### Short exercise:
Restate the records below word for word, and omit the images they hold.

### Exercise material:
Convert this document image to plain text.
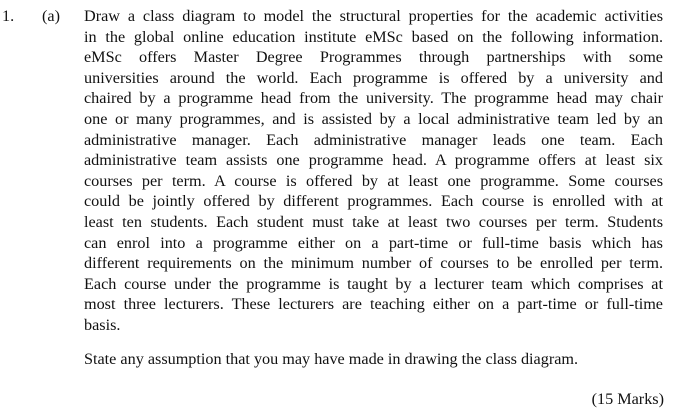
1. (a) Draw a class diagram to model the structural properties for the academic activities
in the global online education institute eMSc based on the following information.
eMSc offers Master Degree Programmes through partnerships with some
universities around the world. Each programme is offered by a university and
chaired by a programme head from the university. The programme head may chair
one or many programmes, and is assisted by a local administrative team led by an
administrative manager. Each administrative manager leads one team. Each
administrative team assists one programme head. A programme offers at least six
courses per term. A course is offered by at least one programme. Some courses
could be jointly offered by different programmes. Each course is enrolled with at
least ten students. Each student must take at least two courses per term. Students
can enrol into a programme either on a part-time or full-time basis which has
different requirements on the minimum number of courses to be enrolled per term.
Each course under the programme is taught by a lecturer team which comprises at
most three lecturers. These lecturers are teaching either on a part-time or full-time
basis.

State any assumption that you may have made in drawing the class diagram.

(15 Marks)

### Complete answer:
Convert this document image to plain text.
1. (a) Draw a class diagram to model the structural properties for the academic activities
in the global online education institute eMSc based on the following information.
eMSc offers Master Degree Programmes through partnerships with some
universities around the world. Each programme is offered by a university and
chaired by a programme head from the university. The programme head may chair
one or many programmes, and is assisted by a local administrative team led by an
administrative manager. Each administrative manager leads one team. Each
administrative team assists one programme head. A programme offers at least six
courses per term. A course is offered by at least one programme. Some courses
could be jointly offered by different programmes. Each course is enrolled with at
least ten students. Each student must take at least two courses per term. Students
can enrol into a programme either on a part-time or full-time basis which has
different requirements on the minimum number of courses to be enrolled per term.
Each course under the programme is taught by a lecturer team which comprises at
most three lecturers. These lecturers are teaching either on a part-time or full-time
basis.

State any assumption that you may have made in drawing the class diagram.

(15 Marks)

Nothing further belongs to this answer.